If you feel like you’re going crazy, you’re not alone. Many of us feel our ship of state is floundering and that its rudder’s fallen off. It’s not just the antics of our dishonest and quarrelsome President that’s troubling, but that America appears to have lost its way in a complicated world changing so quickly that none of us have time to catch up.

Every culture in human history has undergone periods of success and periods of failure, a developmental arc in time marked by social stability followed by social instability and collapse. Some thinkers credit such oscillations as the essential energetic force that propels human culture forward, and that from each collapse we emerge wiser and more resilient as a species.

Technological change forms the backdrop for our human drama; first fire, then metallurgy, then machine industry, and now digitized information have successively altered our relationship to nature. As people, our individual and collective beliefs and capabilities reflect the technology dominant during any particular age; despite this changing backdrop, human history appears largely cyclical, as does the arc of social evolution.

Historian Jacques Barzan described the past 500 years of western history as an age of increasing emancipation — of race, gender, art and ideas. Yet this progressive emancipation fuels resentment by those who prefer things not change, and we witness the effects of that resentment in the rise of authoritarian and fundamentalist movements — political, social and religious — an ongoing oscillation of reaction and counter-reaction.

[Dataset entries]
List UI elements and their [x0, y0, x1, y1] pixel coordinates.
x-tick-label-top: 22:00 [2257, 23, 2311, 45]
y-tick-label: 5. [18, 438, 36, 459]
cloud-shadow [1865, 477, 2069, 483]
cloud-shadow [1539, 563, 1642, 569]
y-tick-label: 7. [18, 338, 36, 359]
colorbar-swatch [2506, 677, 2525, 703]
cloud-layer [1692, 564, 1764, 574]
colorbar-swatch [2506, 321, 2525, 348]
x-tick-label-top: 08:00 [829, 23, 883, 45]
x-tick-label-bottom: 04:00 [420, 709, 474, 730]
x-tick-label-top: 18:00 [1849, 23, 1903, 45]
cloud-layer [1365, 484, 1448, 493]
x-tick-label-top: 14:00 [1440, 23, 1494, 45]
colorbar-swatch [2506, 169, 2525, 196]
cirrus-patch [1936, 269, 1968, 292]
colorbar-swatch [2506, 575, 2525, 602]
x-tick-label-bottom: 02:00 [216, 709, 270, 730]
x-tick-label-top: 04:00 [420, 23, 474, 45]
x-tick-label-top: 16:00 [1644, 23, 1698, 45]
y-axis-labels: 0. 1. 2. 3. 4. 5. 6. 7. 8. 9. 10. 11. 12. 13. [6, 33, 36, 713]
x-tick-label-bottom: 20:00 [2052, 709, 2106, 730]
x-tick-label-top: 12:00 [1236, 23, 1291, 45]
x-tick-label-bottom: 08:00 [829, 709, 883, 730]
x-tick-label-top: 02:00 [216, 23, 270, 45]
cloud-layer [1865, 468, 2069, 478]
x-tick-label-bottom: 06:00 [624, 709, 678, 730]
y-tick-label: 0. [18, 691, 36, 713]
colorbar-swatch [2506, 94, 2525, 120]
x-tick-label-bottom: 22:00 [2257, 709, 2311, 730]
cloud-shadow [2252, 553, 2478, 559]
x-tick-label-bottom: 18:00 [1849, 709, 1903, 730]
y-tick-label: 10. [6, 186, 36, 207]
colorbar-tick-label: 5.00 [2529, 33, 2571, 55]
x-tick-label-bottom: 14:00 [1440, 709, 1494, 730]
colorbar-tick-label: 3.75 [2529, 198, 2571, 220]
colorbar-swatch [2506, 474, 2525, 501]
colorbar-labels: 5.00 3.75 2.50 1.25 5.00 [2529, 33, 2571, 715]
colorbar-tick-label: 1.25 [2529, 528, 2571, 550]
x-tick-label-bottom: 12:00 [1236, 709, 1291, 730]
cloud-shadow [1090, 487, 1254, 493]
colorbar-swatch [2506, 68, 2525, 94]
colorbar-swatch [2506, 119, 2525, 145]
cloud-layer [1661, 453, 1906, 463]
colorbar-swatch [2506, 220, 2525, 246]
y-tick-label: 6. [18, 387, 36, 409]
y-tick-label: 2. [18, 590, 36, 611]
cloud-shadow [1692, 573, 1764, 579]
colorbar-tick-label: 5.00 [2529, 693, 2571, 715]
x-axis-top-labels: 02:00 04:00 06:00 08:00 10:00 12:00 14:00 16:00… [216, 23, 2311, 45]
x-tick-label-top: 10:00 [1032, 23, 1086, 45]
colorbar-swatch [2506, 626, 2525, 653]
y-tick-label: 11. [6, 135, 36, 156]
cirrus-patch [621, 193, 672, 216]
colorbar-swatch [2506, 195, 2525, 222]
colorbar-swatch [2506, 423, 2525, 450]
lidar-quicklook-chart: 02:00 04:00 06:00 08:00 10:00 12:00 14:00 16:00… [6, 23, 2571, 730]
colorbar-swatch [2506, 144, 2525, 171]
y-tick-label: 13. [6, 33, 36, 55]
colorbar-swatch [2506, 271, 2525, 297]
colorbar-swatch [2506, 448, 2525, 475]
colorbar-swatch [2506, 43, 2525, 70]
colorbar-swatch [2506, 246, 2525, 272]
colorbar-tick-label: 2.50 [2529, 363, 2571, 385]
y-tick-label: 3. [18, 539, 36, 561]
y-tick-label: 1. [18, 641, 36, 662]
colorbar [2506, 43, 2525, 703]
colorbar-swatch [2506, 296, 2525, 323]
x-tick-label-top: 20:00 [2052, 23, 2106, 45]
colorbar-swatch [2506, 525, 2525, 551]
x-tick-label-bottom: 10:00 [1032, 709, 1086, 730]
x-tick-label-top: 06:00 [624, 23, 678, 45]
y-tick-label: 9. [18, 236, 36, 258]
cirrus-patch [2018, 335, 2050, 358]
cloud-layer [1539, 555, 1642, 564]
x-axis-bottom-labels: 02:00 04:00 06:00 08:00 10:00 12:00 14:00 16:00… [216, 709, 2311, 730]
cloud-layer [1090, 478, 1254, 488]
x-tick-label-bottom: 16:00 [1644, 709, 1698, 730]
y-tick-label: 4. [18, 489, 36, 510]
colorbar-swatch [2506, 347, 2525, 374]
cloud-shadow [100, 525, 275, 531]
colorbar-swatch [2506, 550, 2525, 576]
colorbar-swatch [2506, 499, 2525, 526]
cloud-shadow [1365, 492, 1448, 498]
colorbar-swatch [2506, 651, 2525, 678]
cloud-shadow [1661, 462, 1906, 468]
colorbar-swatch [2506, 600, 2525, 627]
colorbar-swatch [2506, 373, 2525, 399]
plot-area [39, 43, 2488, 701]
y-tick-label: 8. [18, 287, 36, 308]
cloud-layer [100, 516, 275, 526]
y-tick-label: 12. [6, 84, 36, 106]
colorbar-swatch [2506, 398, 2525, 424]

→ Directive A: Decide whether each statement agrees with the essay excerpt: (i) technological change forms the backdrop for the human drama; (ii) human history appears largely linear; (iii) the past 300 years of western history are described as an age of increasing emancipation. Answer yes or no for each, quoting the deciding words.
→ Directive B: Output the span of the essay excerpt from "Historian Jacques Barzan" up to and including "reaction and counter-reaction.", word for word.
The entries are separate material and stand apart from the essay excerpt.

→ Task output A:
(i) Yes: "Technological change forms the backdrop for our human drama"
(ii) No: "human history appears largely cyclical"
(iii) No: "the past 500 years of western history as an age of increasing emancipation"

→ Task output B:
Historian Jacques Barzan described the past 500 years of western history as an age of increasing emancipation — of race, gender, art and ideas. Yet this progressive emancipation fuels resentment by those who prefer things not change, and we witness the effects of that resentment in the rise of authoritarian and fundamentalist movements — political, social and religious — an ongoing oscillation of reaction and counter-reaction.